» Requirements
From the entries below, gather each line containing the word "Rate".

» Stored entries
··········
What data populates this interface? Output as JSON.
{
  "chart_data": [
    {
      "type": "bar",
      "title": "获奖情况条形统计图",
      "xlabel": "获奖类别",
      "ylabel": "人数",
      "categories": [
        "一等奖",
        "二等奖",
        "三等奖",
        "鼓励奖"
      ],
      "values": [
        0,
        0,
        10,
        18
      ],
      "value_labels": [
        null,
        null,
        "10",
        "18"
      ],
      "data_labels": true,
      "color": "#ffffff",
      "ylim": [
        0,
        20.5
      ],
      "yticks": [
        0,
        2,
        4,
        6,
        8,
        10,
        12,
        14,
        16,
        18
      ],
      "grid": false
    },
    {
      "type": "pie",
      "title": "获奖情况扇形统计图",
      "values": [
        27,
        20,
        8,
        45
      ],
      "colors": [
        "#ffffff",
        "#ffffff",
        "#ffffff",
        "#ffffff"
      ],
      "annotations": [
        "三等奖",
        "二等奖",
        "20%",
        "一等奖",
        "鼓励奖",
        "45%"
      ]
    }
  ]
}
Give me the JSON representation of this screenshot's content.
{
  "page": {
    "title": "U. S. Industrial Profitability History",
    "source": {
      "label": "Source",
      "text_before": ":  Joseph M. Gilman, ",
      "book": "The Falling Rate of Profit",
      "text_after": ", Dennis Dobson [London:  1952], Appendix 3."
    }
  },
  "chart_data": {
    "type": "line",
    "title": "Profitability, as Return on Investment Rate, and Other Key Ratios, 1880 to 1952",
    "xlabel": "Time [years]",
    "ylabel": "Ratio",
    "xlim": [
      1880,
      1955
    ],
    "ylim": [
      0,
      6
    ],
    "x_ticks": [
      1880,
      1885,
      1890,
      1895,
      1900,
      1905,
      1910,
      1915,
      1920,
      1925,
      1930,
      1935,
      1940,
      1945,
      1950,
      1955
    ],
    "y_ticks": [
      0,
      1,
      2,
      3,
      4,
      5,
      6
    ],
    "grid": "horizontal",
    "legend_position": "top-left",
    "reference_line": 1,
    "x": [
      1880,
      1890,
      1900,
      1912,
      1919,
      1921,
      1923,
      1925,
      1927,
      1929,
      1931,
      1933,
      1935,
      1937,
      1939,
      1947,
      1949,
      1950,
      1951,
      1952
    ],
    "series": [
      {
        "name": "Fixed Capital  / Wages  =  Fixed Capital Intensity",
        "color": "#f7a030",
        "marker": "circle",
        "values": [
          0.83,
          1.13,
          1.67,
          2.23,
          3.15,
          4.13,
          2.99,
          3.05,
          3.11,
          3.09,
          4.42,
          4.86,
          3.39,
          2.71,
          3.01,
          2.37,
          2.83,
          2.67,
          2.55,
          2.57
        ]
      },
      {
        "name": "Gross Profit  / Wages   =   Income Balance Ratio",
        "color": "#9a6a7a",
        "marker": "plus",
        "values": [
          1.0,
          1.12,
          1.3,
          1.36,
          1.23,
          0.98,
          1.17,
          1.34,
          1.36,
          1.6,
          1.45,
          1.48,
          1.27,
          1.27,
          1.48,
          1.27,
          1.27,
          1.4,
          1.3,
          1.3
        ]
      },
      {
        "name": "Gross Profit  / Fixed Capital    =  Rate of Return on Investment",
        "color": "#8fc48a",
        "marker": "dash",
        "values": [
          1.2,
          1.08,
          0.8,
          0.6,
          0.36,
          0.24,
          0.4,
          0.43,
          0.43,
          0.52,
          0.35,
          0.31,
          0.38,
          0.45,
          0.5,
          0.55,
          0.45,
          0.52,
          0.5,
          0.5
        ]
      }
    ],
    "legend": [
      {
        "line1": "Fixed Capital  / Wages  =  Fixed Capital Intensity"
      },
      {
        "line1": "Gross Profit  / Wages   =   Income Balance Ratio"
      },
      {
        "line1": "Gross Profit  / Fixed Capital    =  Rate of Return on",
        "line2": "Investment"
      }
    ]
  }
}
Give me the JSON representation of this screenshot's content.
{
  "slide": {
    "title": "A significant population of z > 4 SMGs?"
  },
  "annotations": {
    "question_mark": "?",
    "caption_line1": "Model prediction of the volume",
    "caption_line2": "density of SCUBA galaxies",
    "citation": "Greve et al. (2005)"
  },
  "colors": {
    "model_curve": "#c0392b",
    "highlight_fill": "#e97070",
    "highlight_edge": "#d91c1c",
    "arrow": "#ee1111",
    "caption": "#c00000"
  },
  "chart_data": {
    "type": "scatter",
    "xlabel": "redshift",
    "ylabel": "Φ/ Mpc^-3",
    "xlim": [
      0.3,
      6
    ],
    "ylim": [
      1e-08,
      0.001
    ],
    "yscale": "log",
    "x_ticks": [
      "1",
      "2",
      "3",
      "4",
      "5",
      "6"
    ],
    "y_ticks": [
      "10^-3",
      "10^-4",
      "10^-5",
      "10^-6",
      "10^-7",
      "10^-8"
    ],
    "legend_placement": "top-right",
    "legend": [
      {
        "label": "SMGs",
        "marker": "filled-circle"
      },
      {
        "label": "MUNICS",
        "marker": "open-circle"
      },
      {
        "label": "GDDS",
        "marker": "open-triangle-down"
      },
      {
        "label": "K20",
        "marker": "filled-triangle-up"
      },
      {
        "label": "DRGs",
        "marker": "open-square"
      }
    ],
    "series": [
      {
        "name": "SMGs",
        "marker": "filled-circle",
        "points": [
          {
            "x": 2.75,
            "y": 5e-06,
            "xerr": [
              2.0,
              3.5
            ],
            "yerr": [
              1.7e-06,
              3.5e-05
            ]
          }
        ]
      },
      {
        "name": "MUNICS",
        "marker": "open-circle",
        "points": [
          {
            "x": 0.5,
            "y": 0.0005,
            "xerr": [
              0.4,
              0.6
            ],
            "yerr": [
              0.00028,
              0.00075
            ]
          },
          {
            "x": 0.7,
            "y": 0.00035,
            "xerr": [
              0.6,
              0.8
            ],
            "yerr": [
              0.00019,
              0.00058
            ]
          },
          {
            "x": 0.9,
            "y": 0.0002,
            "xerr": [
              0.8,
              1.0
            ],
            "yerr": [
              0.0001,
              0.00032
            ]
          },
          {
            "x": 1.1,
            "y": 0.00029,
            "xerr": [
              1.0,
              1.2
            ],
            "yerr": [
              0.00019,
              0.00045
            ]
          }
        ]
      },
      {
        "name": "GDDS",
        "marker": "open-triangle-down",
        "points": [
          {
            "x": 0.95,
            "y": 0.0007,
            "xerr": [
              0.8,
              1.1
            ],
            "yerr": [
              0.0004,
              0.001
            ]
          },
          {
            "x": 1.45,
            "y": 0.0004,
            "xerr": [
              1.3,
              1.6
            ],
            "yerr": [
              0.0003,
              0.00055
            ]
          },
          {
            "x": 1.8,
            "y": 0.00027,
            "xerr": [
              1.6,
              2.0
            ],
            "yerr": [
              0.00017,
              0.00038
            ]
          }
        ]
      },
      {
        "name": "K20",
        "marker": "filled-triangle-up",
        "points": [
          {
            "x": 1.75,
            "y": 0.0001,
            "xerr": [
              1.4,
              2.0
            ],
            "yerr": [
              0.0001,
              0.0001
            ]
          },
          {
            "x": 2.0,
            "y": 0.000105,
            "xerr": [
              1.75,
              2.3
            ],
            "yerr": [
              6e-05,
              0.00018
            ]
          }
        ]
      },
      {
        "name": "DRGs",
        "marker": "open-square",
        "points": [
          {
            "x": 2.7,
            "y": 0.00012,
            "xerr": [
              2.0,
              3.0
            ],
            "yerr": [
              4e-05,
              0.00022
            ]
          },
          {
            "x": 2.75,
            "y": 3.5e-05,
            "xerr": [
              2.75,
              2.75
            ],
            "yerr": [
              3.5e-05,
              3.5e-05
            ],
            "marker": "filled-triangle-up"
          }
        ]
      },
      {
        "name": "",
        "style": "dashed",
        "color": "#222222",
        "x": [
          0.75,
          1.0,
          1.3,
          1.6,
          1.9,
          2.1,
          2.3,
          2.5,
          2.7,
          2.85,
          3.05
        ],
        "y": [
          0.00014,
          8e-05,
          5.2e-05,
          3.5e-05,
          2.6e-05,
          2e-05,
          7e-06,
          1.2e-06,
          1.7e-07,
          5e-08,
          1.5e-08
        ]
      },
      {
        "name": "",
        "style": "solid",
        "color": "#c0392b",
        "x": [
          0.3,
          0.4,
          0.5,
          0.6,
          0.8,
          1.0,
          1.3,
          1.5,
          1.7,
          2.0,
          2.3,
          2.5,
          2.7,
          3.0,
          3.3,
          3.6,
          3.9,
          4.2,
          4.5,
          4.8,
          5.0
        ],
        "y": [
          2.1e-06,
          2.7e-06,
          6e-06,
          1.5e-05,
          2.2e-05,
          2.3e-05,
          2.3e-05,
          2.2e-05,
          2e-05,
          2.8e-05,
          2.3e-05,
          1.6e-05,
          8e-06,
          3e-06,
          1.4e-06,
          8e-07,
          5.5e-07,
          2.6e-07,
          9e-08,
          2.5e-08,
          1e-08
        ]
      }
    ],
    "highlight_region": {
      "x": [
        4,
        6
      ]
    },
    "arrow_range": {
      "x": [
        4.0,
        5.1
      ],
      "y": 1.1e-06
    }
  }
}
··········
» Written solution
      "book": "The Falling Rate of Profit",
    "title": "Profitability, as Return on Investment Rate, and Other Key Ratios, 1880 to 1952",
        "name": "Gross Profit  / Fixed Capital    =  Rate of Return on Investment",
        "line1": "Gross Profit  / Fixed Capital    =  Rate of Return on",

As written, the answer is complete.